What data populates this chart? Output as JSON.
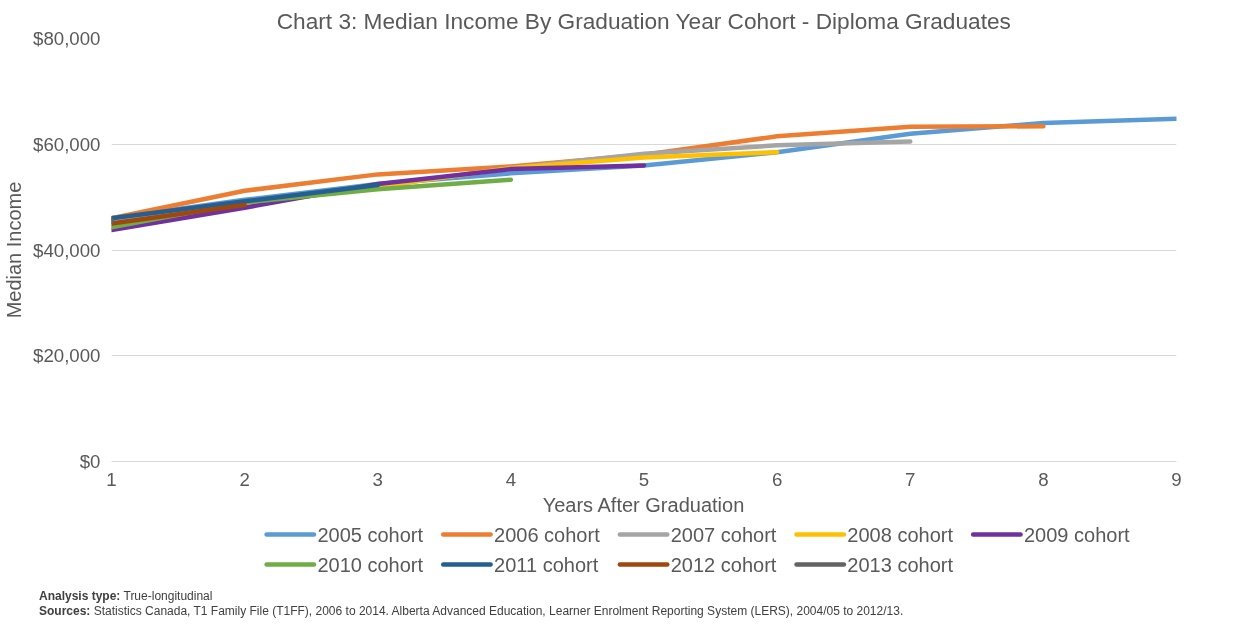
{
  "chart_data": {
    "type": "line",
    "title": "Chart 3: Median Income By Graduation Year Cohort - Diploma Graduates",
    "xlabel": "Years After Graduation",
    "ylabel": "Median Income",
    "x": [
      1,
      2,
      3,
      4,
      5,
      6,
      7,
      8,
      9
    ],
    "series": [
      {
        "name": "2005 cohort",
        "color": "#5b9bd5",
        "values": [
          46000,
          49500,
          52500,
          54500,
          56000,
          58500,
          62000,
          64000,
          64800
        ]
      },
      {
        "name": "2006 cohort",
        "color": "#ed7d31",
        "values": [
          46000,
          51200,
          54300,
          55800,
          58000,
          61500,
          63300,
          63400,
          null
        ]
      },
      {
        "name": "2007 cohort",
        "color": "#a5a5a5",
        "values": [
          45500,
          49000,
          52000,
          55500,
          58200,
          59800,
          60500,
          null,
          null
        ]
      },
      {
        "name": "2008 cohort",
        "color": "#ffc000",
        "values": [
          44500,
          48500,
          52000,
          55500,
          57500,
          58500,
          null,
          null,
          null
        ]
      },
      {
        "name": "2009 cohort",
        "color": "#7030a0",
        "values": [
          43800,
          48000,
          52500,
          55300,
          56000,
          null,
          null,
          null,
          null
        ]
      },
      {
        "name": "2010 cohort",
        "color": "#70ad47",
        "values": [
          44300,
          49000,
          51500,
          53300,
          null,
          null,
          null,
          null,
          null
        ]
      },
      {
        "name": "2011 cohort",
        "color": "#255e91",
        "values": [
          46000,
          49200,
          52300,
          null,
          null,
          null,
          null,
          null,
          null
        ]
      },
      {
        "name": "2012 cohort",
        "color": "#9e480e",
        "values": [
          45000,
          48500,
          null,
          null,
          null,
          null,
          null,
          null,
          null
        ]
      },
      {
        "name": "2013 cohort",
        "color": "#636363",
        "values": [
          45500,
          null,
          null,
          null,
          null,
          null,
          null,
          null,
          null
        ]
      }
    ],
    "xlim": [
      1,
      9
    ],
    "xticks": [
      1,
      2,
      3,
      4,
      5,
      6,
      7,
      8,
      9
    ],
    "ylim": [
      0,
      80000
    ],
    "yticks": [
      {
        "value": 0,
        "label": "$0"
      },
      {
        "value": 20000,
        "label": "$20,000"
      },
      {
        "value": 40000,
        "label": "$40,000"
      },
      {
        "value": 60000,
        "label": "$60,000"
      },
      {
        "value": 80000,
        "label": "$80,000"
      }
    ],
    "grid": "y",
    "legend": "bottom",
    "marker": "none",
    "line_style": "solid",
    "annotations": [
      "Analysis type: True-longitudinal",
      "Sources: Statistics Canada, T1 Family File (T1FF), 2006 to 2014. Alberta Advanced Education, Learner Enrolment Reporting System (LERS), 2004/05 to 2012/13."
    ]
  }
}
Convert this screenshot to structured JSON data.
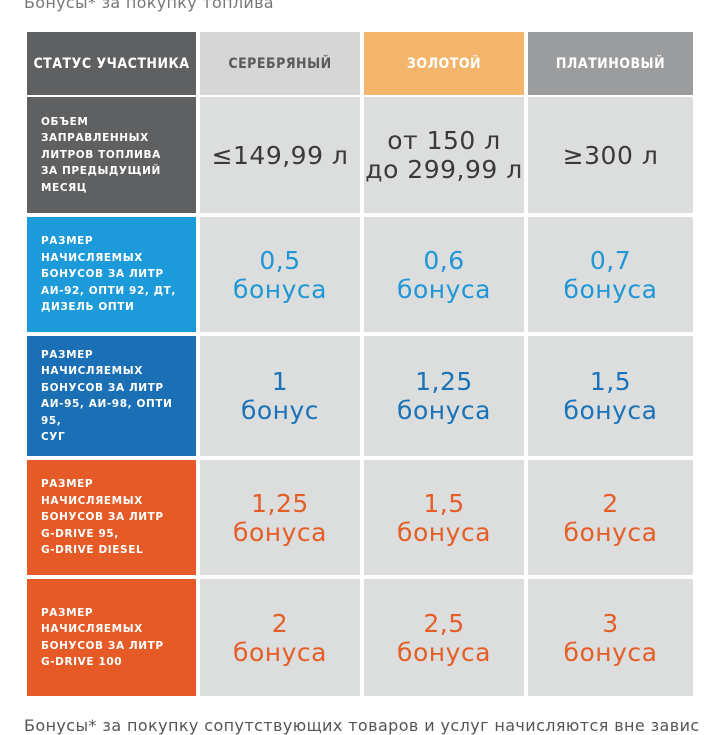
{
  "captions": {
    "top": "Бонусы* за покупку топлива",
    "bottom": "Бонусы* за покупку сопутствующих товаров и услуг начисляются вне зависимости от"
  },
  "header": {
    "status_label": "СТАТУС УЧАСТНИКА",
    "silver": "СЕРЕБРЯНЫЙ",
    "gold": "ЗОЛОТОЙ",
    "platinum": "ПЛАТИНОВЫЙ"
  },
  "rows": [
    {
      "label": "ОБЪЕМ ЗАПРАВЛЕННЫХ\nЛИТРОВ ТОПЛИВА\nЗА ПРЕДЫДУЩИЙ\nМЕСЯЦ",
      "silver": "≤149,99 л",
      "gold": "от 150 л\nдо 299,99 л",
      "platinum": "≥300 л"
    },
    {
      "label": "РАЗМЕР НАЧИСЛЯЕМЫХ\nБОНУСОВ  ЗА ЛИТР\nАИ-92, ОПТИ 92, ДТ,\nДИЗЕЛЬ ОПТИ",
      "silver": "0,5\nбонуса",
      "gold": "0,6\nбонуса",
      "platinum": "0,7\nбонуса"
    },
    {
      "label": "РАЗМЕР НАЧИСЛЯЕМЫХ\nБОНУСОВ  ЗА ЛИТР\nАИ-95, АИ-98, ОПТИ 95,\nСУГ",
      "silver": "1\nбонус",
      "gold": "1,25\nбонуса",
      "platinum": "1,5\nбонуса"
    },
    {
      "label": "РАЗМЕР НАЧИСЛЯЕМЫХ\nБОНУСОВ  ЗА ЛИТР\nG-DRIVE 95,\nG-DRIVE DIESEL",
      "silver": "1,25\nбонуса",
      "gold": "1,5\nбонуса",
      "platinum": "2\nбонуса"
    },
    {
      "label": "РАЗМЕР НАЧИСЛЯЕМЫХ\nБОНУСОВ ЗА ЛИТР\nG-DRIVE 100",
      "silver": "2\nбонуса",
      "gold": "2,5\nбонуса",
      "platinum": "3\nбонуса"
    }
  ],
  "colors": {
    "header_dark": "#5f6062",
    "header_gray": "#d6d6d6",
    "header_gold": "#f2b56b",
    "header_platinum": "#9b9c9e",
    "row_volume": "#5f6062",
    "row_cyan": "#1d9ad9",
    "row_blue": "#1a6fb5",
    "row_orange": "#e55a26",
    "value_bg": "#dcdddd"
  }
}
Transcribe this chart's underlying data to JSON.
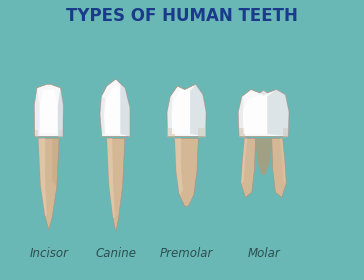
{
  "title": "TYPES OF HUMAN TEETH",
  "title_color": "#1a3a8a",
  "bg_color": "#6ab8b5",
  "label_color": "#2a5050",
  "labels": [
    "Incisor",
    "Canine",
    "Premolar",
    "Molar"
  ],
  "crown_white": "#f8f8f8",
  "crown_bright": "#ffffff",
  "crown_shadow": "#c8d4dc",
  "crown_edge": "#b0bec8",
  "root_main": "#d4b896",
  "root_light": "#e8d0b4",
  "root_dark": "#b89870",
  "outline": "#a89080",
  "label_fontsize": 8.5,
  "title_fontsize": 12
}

*Exercise goal*. Repeat each entry precisely as it appears. Leave the pictures out.

*Complete response*.
What data populates this chart? Output as JSON.
{
  "chart_data": {
    "type": "line",
    "title": "Chart 3: Median Income By Graduation Year Cohort - Diploma Graduates",
    "xlabel": "Years After Graduation",
    "ylabel": "Median Income",
    "x": [
      1,
      2,
      3,
      4,
      5,
      6,
      7,
      8,
      9
    ],
    "series": [
      {
        "name": "2005 cohort",
        "color": "#5b9bd5",
        "values": [
          46000,
          49500,
          52500,
          54500,
          56000,
          58500,
          62000,
          64000,
          64800
        ]
      },
      {
        "name": "2006 cohort",
        "color": "#ed7d31",
        "values": [
          46000,
          51200,
          54300,
          55800,
          58000,
          61500,
          63300,
          63400,
          null
        ]
      },
      {
        "name": "2007 cohort",
        "color": "#a5a5a5",
        "values": [
          45500,
          49000,
          52000,
          55500,
          58200,
          59800,
          60500,
          null,
          null
        ]
      },
      {
        "name": "2008 cohort",
        "color": "#ffc000",
        "values": [
          44500,
          48500,
          52000,
          55500,
          57500,
          58500,
          null,
          null,
          null
        ]
      },
      {
        "name": "2009 cohort",
        "color": "#7030a0",
        "values": [
          43800,
          48000,
          52500,
          55300,
          56000,
          null,
          null,
          null,
          null
        ]
      },
      {
        "name": "2010 cohort",
        "color": "#70ad47",
        "values": [
          44300,
          49000,
          51500,
          53300,
          null,
          null,
          null,
          null,
          null
        ]
      },
      {
        "name": "2011 cohort",
        "color": "#255e91",
        "values": [
          46000,
          49200,
          52300,
          null,
          null,
          null,
          null,
          null,
          null
        ]
      },
      {
        "name": "2012 cohort",
        "color": "#9e480e",
        "values": [
          45000,
          48500,
          null,
          null,
          null,
          null,
          null,
          null,
          null
        ]
      },
      {
        "name": "2013 cohort",
        "color": "#636363",
        "values": [
          45500,
          null,
          null,
          null,
          null,
          null,
          null,
          null,
          null
        ]
      }
    ],
    "xlim": [
      1,
      9
    ],
    "xticks": [
      1,
      2,
      3,
      4,
      5,
      6,
      7,
      8,
      9
    ],
    "ylim": [
      0,
      80000
    ],
    "yticks": [
      {
        "value": 0,
        "label": "$0"
      },
      {
        "value": 20000,
        "label": "$20,000"
      },
      {
        "value": 40000,
        "label": "$40,000"
      },
      {
        "value": 60000,
        "label": "$60,000"
      },
      {
        "value": 80000,
        "label": "$80,000"
      }
    ],
    "grid": "y",
    "legend": "bottom",
    "marker": "none",
    "line_style": "solid",
    "annotations": [
      "Analysis type: True-longitudinal",
      "Sources: Statistics Canada, T1 Family File (T1FF), 2006 to 2014. Alberta Advanced Education, Learner Enrolment Reporting System (LERS), 2004/05 to 2012/13."
    ]
  }
}
Convert this screenshot to structured JSON data.
{
  "captions": {
    "top": "Бонусы* за покупку топлива",
    "bottom": "Бонусы* за покупку сопутствующих товаров и услуг начисляются вне зависимости от"
  },
  "header": {
    "status_label": "СТАТУС УЧАСТНИКА",
    "silver": "СЕРЕБРЯНЫЙ",
    "gold": "ЗОЛОТОЙ",
    "platinum": "ПЛАТИНОВЫЙ"
  },
  "rows": [
    {
      "label": "ОБЪЕМ ЗАПРАВЛЕННЫХ\nЛИТРОВ ТОПЛИВА\nЗА ПРЕДЫДУЩИЙ\nМЕСЯЦ",
      "silver": "≤149,99 л",
      "gold": "от 150 л\nдо 299,99 л",
      "platinum": "≥300 л"
    },
    {
      "label": "РАЗМЕР НАЧИСЛЯЕМЫХ\nБОНУСОВ  ЗА ЛИТР\nАИ-92, ОПТИ 92, ДТ,\nДИЗЕЛЬ ОПТИ",
      "silver": "0,5\nбонуса",
      "gold": "0,6\nбонуса",
      "platinum": "0,7\nбонуса"
    },
    {
      "label": "РАЗМЕР НАЧИСЛЯЕМЫХ\nБОНУСОВ  ЗА ЛИТР\nАИ-95, АИ-98, ОПТИ 95,\nСУГ",
      "silver": "1\nбонус",
      "gold": "1,25\nбонуса",
      "platinum": "1,5\nбонуса"
    },
    {
      "label": "РАЗМЕР НАЧИСЛЯЕМЫХ\nБОНУСОВ  ЗА ЛИТР\nG-DRIVE 95,\nG-DRIVE DIESEL",
      "silver": "1,25\nбонуса",
      "gold": "1,5\nбонуса",
      "platinum": "2\nбонуса"
    },
    {
      "label": "РАЗМЕР НАЧИСЛЯЕМЫХ\nБОНУСОВ ЗА ЛИТР\nG-DRIVE 100",
      "silver": "2\nбонуса",
      "gold": "2,5\nбонуса",
      "platinum": "3\nбонуса"
    }
  ],
  "colors": {
    "header_dark": "#5f6062",
    "header_gray": "#d6d6d6",
    "header_gold": "#f2b56b",
    "header_platinum": "#9b9c9e",
    "row_volume": "#5f6062",
    "row_cyan": "#1d9ad9",
    "row_blue": "#1a6fb5",
    "row_orange": "#e55a26",
    "value_bg": "#dcdddd"
  }
}
Transcribe this chart's underlying data to JSON.
{
  "title": "TYPES OF HUMAN TEETH",
  "title_color": "#1a3a8a",
  "bg_color": "#6ab8b5",
  "label_color": "#2a5050",
  "labels": [
    "Incisor",
    "Canine",
    "Premolar",
    "Molar"
  ],
  "crown_white": "#f8f8f8",
  "crown_bright": "#ffffff",
  "crown_shadow": "#c8d4dc",
  "crown_edge": "#b0bec8",
  "root_main": "#d4b896",
  "root_light": "#e8d0b4",
  "root_dark": "#b89870",
  "outline": "#a89080",
  "label_fontsize": 8.5,
  "title_fontsize": 12
}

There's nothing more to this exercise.